Copy the lines holding the word "color", all of them.

### Entries shown

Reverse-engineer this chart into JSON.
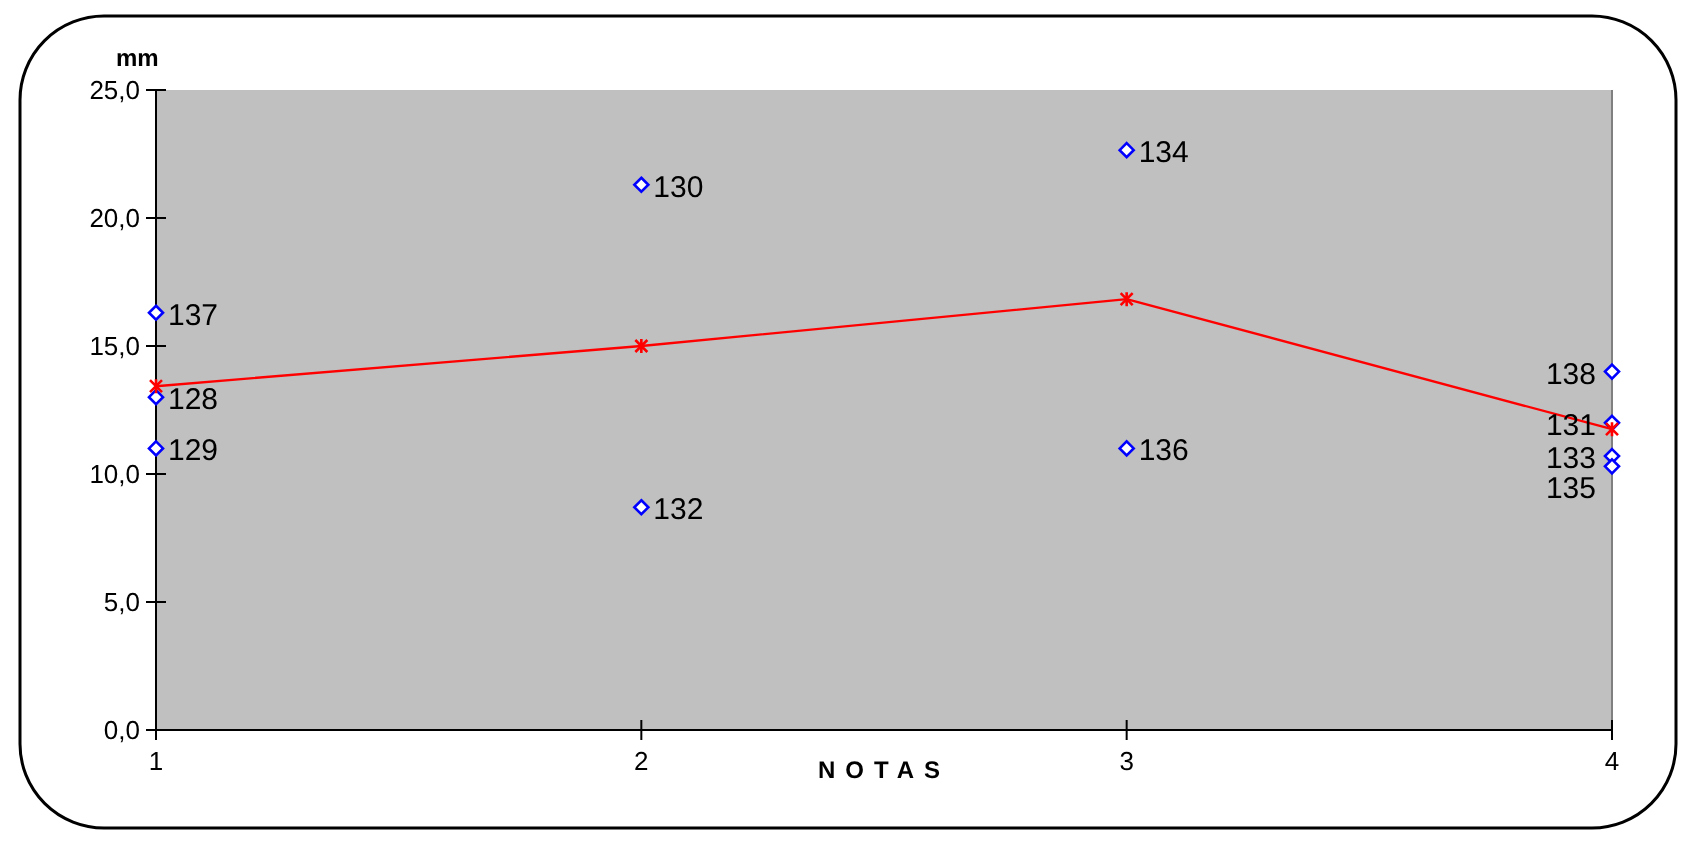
{
  "chart_data": {
    "type": "scatter",
    "ylabel": "mm",
    "xlabel": "NOTAS",
    "xlim": [
      1,
      4
    ],
    "xticks": [
      1,
      2,
      3,
      4
    ],
    "ylim": [
      0,
      25
    ],
    "yticks": [
      {
        "value": 0,
        "label": "0,0"
      },
      {
        "value": 5,
        "label": "5,0"
      },
      {
        "value": 10,
        "label": "10,0"
      },
      {
        "value": 15,
        "label": "15,0"
      },
      {
        "value": 20,
        "label": "20,0"
      },
      {
        "value": 25,
        "label": "25,0"
      }
    ],
    "grid": false,
    "series": [
      {
        "color": "#0000ff",
        "marker": "diamond",
        "x": [
          1,
          1,
          1,
          2,
          2,
          3,
          3,
          4,
          4,
          4,
          4
        ],
        "values": [
          16.3,
          13.0,
          11.0,
          21.3,
          8.7,
          22.65,
          11.0,
          14.0,
          12.0,
          10.7,
          10.3
        ]
      },
      {
        "type": "line",
        "color": "#ff0000",
        "marker": "cross",
        "line_style": "solid",
        "x": [
          1,
          2,
          3,
          4
        ],
        "values": [
          13.43,
          15.0,
          16.83,
          11.75
        ]
      }
    ],
    "annotations": [
      {
        "text": "137",
        "x": 1,
        "y": 16.3
      },
      {
        "text": "128",
        "x": 1,
        "y": 13.0
      },
      {
        "text": "129",
        "x": 1,
        "y": 11.0
      },
      {
        "text": "130",
        "x": 2,
        "y": 21.3
      },
      {
        "text": "132",
        "x": 2,
        "y": 8.7
      },
      {
        "text": "134",
        "x": 3,
        "y": 22.65
      },
      {
        "text": "136",
        "x": 3,
        "y": 11.0
      },
      {
        "text": "138",
        "x": 4,
        "y": 14.0
      },
      {
        "text": "131",
        "x": 4,
        "y": 12.0
      },
      {
        "text": "133",
        "x": 4,
        "y": 10.7
      },
      {
        "text": "135",
        "x": 4,
        "y": 10.3
      }
    ]
  }
}
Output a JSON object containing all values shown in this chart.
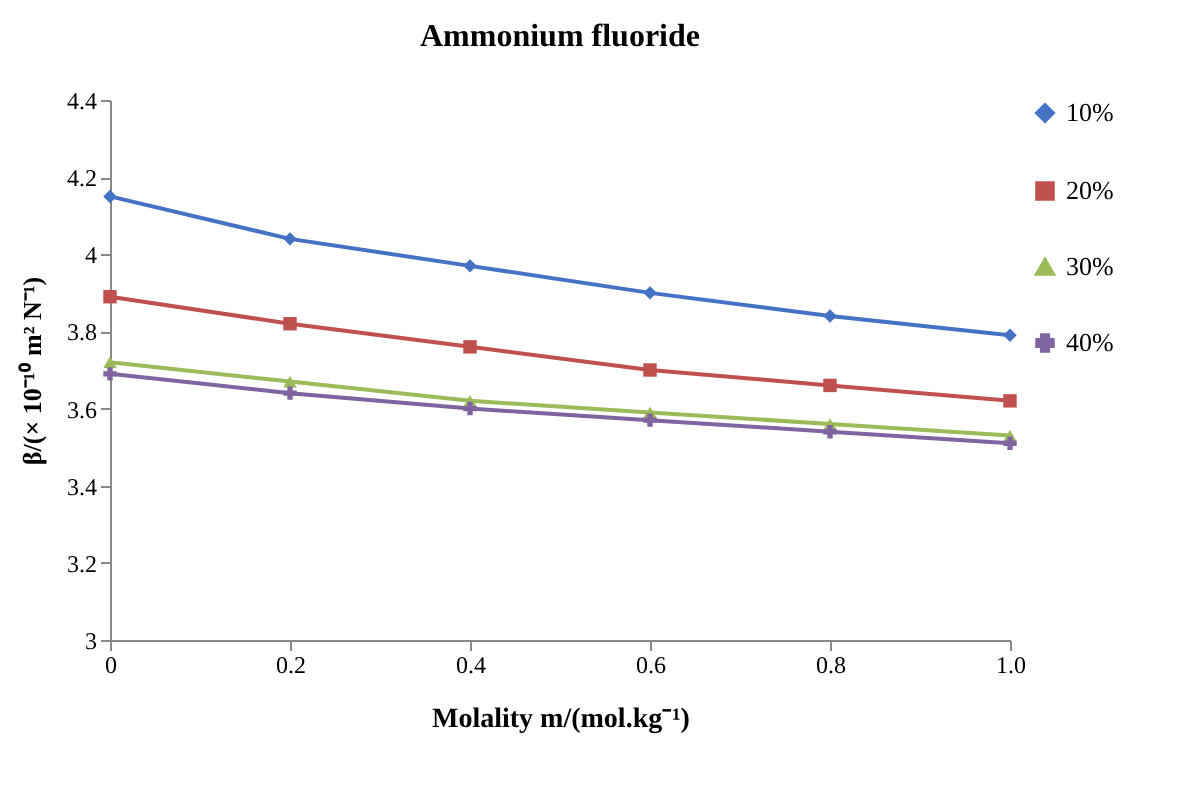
{
  "chart_data": {
    "type": "line",
    "title": "Ammonium fluoride",
    "xlabel": "Molality m/(mol.kg⁻¹)",
    "ylabel": "β/(× 10⁻¹⁰ m² N⁻¹)",
    "categories": [
      "0",
      "0.2",
      "0.4",
      "0.6",
      "0.8",
      "1.0"
    ],
    "ylim": [
      3,
      4.4
    ],
    "yticks": [
      3,
      3.2,
      3.4,
      3.6,
      3.8,
      4,
      4.2,
      4.4
    ],
    "grid": false,
    "legend": "right",
    "series": [
      {
        "name": "10%",
        "color": "#4472c4",
        "marker": "diamond",
        "values": [
          4.15,
          4.04,
          3.97,
          3.9,
          3.84,
          3.79
        ]
      },
      {
        "name": "20%",
        "color": "#c0504d",
        "marker": "square",
        "values": [
          3.89,
          3.82,
          3.76,
          3.7,
          3.66,
          3.62
        ]
      },
      {
        "name": "30%",
        "color": "#9bbb59",
        "marker": "triangle",
        "values": [
          3.72,
          3.67,
          3.62,
          3.59,
          3.56,
          3.53
        ]
      },
      {
        "name": "40%",
        "color": "#8064a2",
        "marker": "cross",
        "values": [
          3.69,
          3.64,
          3.6,
          3.57,
          3.54,
          3.51
        ]
      }
    ]
  }
}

######

_Result for this task_
        "color": "#0000ff",
        "color": "#ff0000",
        "color": "#4472c4",
        "color": "#c0504d",
        "color": "#9bbb59",
        "color": "#8064a2",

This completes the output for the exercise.